_Task statement:_ Retype the lines starting with the line containing "table-header-row (82, 62, 614, 76)" and going on through the line containing "header-col-1: 1 (181, 62, 187, 74)", with no changes.

══ Dataset entries

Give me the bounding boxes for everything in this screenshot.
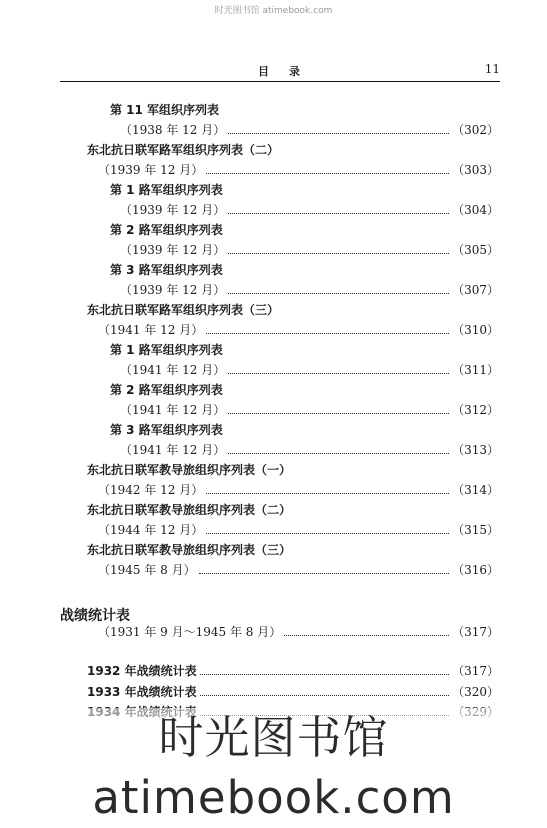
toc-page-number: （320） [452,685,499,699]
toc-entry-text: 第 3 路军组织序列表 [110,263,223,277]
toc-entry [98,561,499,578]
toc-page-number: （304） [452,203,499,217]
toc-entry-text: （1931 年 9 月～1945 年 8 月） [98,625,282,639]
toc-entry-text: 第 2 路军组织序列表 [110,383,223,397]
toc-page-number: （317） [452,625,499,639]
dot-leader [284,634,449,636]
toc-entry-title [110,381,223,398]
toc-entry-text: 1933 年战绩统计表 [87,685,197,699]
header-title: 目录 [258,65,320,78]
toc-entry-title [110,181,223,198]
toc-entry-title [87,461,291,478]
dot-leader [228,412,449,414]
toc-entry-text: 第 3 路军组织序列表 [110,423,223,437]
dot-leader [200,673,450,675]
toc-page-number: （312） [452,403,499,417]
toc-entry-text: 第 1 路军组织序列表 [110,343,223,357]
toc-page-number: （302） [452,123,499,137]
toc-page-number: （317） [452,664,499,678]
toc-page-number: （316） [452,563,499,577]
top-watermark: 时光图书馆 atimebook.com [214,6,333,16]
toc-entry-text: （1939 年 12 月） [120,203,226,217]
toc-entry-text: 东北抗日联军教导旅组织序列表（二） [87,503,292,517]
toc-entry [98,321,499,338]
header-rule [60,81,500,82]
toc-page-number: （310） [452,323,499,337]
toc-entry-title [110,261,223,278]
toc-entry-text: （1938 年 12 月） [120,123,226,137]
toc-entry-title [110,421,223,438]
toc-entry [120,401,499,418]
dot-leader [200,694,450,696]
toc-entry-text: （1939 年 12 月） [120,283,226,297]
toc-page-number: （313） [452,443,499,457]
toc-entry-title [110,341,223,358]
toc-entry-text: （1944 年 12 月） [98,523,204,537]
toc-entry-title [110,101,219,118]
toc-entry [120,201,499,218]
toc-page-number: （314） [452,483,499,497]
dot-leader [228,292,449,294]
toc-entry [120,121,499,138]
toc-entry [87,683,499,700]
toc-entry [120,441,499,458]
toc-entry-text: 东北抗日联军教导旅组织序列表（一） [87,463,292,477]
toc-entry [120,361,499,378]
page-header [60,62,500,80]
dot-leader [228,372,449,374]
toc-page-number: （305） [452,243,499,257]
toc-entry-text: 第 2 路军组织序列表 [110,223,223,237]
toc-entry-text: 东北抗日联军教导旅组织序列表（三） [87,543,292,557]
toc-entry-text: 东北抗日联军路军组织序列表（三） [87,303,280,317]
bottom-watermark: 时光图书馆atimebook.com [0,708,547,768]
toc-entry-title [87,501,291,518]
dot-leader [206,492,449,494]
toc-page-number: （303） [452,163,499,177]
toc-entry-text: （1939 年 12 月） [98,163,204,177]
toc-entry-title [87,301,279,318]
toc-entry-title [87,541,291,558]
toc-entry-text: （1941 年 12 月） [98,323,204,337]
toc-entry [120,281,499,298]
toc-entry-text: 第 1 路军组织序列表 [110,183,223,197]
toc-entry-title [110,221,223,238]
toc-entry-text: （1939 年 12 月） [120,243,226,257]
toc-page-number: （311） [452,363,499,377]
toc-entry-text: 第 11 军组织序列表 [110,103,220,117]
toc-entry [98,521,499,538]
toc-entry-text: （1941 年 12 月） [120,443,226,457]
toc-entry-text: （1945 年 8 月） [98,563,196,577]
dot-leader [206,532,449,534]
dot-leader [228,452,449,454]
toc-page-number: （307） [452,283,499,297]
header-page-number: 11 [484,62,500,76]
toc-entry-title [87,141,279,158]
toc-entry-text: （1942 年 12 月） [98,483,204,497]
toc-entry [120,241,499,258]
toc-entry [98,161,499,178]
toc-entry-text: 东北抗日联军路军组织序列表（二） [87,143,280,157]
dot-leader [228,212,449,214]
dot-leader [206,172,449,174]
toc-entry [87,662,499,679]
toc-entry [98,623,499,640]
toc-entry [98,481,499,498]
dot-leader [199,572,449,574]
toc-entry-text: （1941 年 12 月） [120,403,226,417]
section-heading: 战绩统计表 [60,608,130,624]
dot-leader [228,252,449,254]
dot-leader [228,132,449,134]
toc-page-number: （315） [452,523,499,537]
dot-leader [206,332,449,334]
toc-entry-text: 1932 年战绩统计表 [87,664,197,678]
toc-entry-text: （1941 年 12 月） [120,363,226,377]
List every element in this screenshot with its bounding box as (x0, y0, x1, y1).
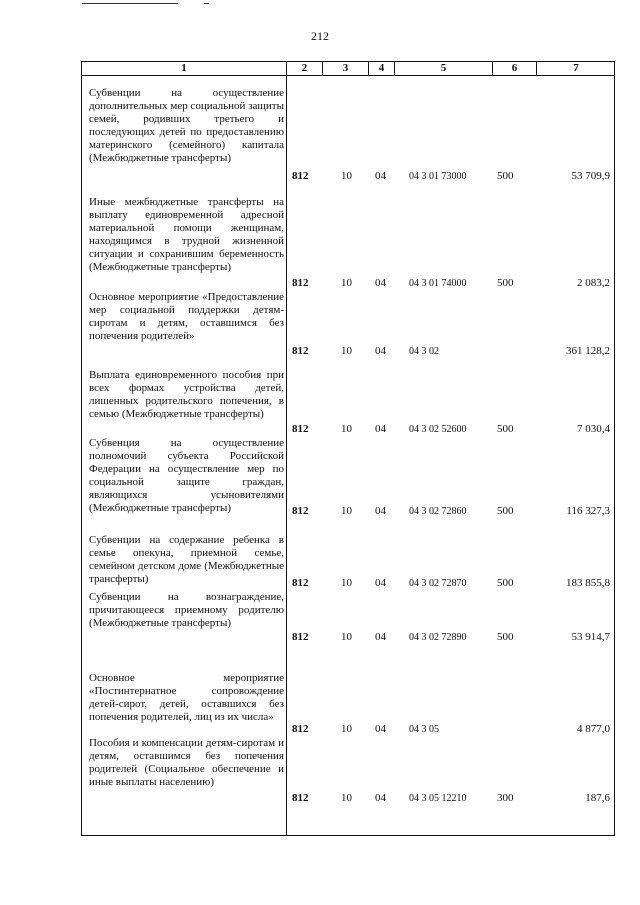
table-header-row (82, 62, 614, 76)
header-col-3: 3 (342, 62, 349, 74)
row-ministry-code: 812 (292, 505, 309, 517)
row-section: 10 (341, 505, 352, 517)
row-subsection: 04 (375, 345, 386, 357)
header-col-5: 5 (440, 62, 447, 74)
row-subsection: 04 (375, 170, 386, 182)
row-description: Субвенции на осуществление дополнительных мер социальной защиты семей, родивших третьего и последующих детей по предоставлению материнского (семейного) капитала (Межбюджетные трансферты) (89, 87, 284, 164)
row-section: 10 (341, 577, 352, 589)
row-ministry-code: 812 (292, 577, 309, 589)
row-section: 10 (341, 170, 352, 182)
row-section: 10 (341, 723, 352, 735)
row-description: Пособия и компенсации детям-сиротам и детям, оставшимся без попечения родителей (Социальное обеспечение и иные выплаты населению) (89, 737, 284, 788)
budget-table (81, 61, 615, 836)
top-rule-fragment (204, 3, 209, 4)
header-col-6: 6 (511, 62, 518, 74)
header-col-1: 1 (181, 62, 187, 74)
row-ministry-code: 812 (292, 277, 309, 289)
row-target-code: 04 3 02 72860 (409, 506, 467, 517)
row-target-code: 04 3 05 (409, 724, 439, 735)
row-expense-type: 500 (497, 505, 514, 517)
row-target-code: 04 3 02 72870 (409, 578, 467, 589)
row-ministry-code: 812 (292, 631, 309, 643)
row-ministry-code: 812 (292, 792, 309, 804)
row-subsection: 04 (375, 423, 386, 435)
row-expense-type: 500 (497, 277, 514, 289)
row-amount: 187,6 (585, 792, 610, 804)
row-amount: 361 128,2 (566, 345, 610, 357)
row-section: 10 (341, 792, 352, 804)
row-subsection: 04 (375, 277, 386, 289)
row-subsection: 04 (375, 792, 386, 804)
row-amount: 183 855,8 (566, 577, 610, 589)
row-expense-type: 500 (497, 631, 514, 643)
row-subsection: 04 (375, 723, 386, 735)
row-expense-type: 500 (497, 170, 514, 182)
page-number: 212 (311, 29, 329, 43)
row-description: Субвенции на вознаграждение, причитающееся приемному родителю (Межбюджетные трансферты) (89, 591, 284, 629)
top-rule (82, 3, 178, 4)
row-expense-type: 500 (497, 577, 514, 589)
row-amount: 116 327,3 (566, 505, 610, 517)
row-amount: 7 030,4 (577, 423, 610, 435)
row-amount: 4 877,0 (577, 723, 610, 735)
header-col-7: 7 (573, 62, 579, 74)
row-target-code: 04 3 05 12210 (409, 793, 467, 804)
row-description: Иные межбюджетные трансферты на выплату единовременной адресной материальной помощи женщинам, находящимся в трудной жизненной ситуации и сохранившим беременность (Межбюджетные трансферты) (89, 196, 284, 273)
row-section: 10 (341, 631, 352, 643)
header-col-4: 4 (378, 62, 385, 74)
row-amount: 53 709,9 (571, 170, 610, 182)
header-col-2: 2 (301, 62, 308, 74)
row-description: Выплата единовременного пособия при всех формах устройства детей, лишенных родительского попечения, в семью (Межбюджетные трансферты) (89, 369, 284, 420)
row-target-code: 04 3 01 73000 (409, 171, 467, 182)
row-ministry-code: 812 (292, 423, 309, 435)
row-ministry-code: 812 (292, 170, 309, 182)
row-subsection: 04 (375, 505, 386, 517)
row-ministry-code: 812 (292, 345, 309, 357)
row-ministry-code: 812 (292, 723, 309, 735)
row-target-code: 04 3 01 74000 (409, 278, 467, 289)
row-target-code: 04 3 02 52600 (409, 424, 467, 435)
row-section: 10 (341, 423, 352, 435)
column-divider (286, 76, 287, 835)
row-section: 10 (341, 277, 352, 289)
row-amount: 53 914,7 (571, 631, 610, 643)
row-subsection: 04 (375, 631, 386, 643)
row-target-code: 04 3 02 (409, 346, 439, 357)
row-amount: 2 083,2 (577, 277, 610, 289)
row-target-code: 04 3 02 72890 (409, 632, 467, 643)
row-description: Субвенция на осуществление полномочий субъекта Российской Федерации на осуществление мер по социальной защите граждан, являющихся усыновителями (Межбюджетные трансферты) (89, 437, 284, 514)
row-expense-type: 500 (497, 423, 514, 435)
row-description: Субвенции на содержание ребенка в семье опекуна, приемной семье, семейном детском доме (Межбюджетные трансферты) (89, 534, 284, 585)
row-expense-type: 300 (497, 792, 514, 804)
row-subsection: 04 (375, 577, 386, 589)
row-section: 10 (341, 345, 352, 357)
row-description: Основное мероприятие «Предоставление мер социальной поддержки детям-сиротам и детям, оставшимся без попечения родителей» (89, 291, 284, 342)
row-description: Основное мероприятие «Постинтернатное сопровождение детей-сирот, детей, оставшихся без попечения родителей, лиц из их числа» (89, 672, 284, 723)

════

_Solution to the exercise:_
table-header-row (82, 62, 614, 76)
header-col-3: 3 (342, 62, 349, 74)
row-ministry-code: 812 (292, 505, 309, 517)
row-section: 10 (341, 505, 352, 517)
row-subsection: 04 (375, 345, 386, 357)
header-col-5: 5 (440, 62, 447, 74)
row-subsection: 04 (375, 170, 386, 182)
row-description: Субвенции на осуществление дополнительных мер социальной защиты семей, родивших третьего и последующих детей по предоставлению материнского (семейного) капитала (Межбюджетные трансферты) (89, 87, 284, 164)
row-section: 10 (341, 577, 352, 589)
row-ministry-code: 812 (292, 577, 309, 589)
row-section: 10 (341, 170, 352, 182)
row-section: 10 (341, 723, 352, 735)
row-description: Пособия и компенсации детям-сиротам и детям, оставшимся без попечения родителей (Социальное обеспечение и иные выплаты населению) (89, 737, 284, 788)
budget-table (81, 61, 615, 836)
top-rule-fragment (204, 3, 209, 4)
header-col-6: 6 (511, 62, 518, 74)
header-col-1: 1 (181, 62, 187, 74)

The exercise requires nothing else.